EXERCISE –
Copy out all the lines where "Статья" shows up.

MATERIAL FOR THE TASK –
>>>>

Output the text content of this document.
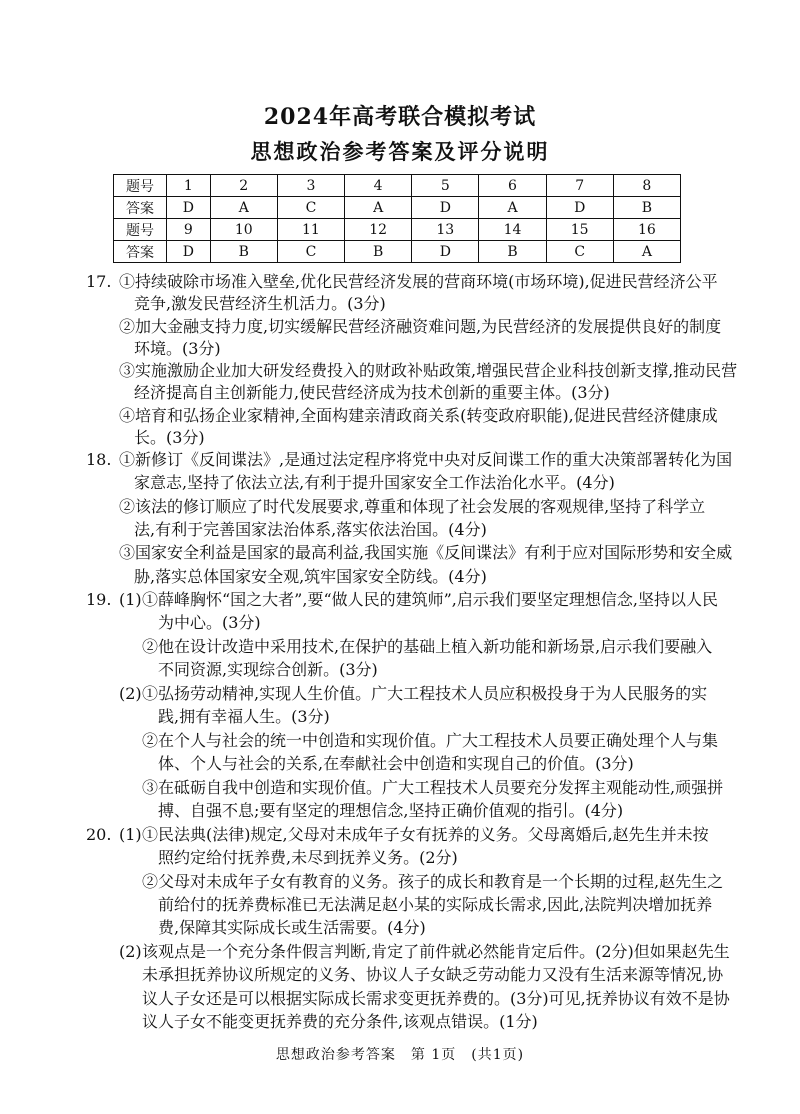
2024年高考联合模拟考试
思想政治参考答案及评分说明
题号	1	2	3	4	5	6	7	8
答案	D	A	C	A	D	A	D	B
题号	9	10	11	12	13	14	15	16
答案	D	B	C	B	D	B	C	A
17. ①持续破除市场准入壁垒,优化民营经济发展的营商环境(市场环境),促进民营经济公平
竞争,激发民营经济生机活力。(3分)
②加大金融支持力度,切实缓解民营经济融资难问题,为民营经济的发展提供良好的制度
环境。(3分)
③实施激励企业加大研发经费投入的财政补贴政策,增强民营企业科技创新支撑,推动民营
经济提高自主创新能力,使民营经济成为技术创新的重要主体。(3分)
④培育和弘扬企业家精神,全面构建亲清政商关系(转变政府职能),促进民营经济健康成
长。(3分)
18. ①新修订《反间谍法》,是通过法定程序将党中央对反间谍工作的重大决策部署转化为国
家意志,坚持了依法立法,有利于提升国家安全工作法治化水平。(4分)
②该法的修订顺应了时代发展要求,尊重和体现了社会发展的客观规律,坚持了科学立
法,有利于完善国家法治体系,落实依法治国。(4分)
③国家安全利益是国家的最高利益,我国实施《反间谍法》有利于应对国际形势和安全威
胁,落实总体国家安全观,筑牢国家安全防线。(4分)
19. (1) ①薛峰胸怀“国之大者”,要“做人民的建筑师”,启示我们要坚定理想信念,坚持以人民
为中心。(3分)
②他在设计改造中采用技术,在保护的基础上植入新功能和新场景,启示我们要融入
不同资源,实现综合创新。(3分)
(2) ①弘扬劳动精神,实现人生价值。广大工程技术人员应积极投身于为人民服务的实
践,拥有幸福人生。(3分)
②在个人与社会的统一中创造和实现价值。广大工程技术人员要正确处理个人与集
体、个人与社会的关系,在奉献社会中创造和实现自己的价值。(3分)
③在砥砺自我中创造和实现价值。广大工程技术人员要充分发挥主观能动性,顽强拼
搏、自强不息;要有坚定的理想信念,坚持正确价值观的指引。(4分)
20. (1) ①民法典(法律)规定,父母对未成年子女有抚养的义务。父母离婚后,赵先生并未按
照约定给付抚养费,未尽到抚养义务。(2分)
②父母对未成年子女有教育的义务。孩子的成长和教育是一个长期的过程,赵先生之
前给付的抚养费标准已无法满足赵小某的实际成长需求,因此,法院判决增加抚养
费,保障其实际成长或生活需要。(4分)
(2) 该观点是一个充分条件假言判断,肯定了前件就必然能肯定后件。(2分)但如果赵先生
未承担抚养协议所规定的义务、协议人子女缺乏劳动能力又没有生活来源等情况,协
议人子女还是可以根据实际成长需求变更抚养费的。(3分)可见,抚养协议有效不是协
议人子女不能变更抚养费的充分条件,该观点错误。(1分)
思想政治参考答案　第 1页　(共1页)
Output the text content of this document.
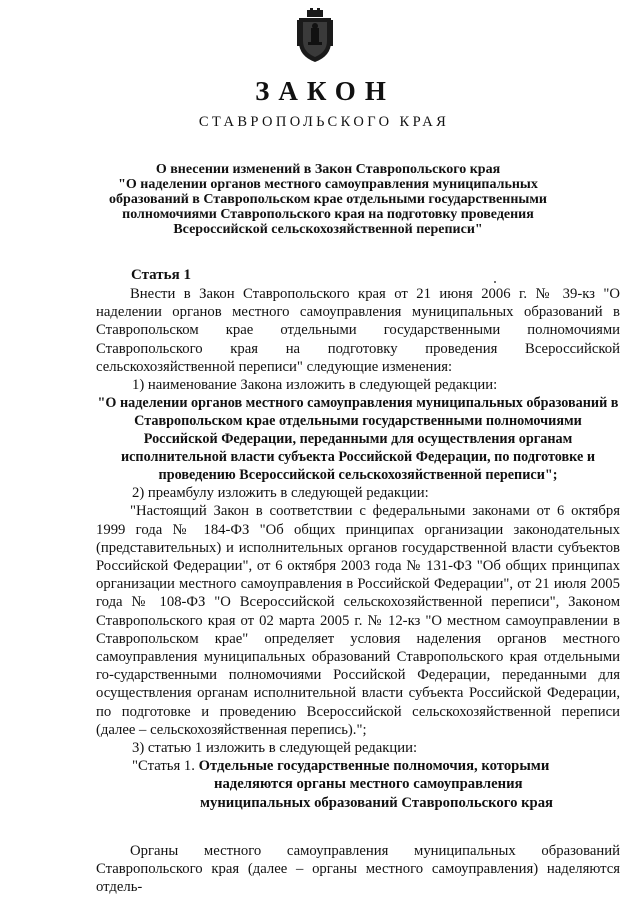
ЗАКОН
СТАВРОПОЛЬСКОГО КРАЯ
О внесении изменений в Закон Ставропольского края
"О наделении органов местного самоуправления муниципальных
образований в Ставропольском крае отдельными государственными
полномочиями Ставропольского края на подготовку проведения
Всероссийской сельскохозяйственной переписи"
Статья 1

Внести в Закон Ставропольского края от 21 июня 2006 г. № 39-кз "О наделении органов местного самоуправления муниципальных образований в Ставропольском крае отдельными государственными полномочиями Ставропольского края на подготовку проведения Всероссийской сельскохозяйственной переписи" следующие изменения:

1) наименование Закона изложить в следующей редакции:

"О наделении органов местного самоуправления муниципальных образований в Ставропольском крае отдельными государственными полномочиями Российской Федерации, переданными для осуществления органам исполнительной власти субъекта Российской Федерации, по подготовке и проведению Всероссийской сельскохозяйственной переписи";

2) преамбулу изложить в следующей редакции:

"Настоящий Закон в соответствии с федеральными законами от 6 октября 1999 года № 184-ФЗ "Об общих принципах организации законодательных (представительных) и исполнительных органов государственной власти субъектов Российской Федерации", от 6 октября 2003 года № 131-ФЗ "Об общих принципах организации местного самоуправления в Российской Федерации", от 21 июля 2005 года № 108-ФЗ "О Всероссийской сельскохозяйственной переписи", Законом Ставропольского края от 02 марта 2005 г. № 12-кз "О местном самоуправлении в Ставропольском крае" определяет условия наделения органов местного самоуправления муниципальных образований Ставропольского края отдельными го-сударственными полномочиями Российской Федерации, переданными для осуществления органам исполнительной власти субъекта Российской Федерации, по подготовке и проведению Всероссийской сельскохозяйственной переписи (далее – сельскохозяйственная перепись).";

3) статью 1 изложить в следующей редакции:

"Статья 1. Отдельные государственные полномочия, которыми

наделяются органы местного самоуправления

муниципальных образований Ставропольского края

Органы местного самоуправления муниципальных образований Ставропольского края (далее – органы местного самоуправления) наделяются отдель-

<<<<

FULL ANSWER –
Статья 1
"Статья 1. Отдельные государственные полномочия, которыми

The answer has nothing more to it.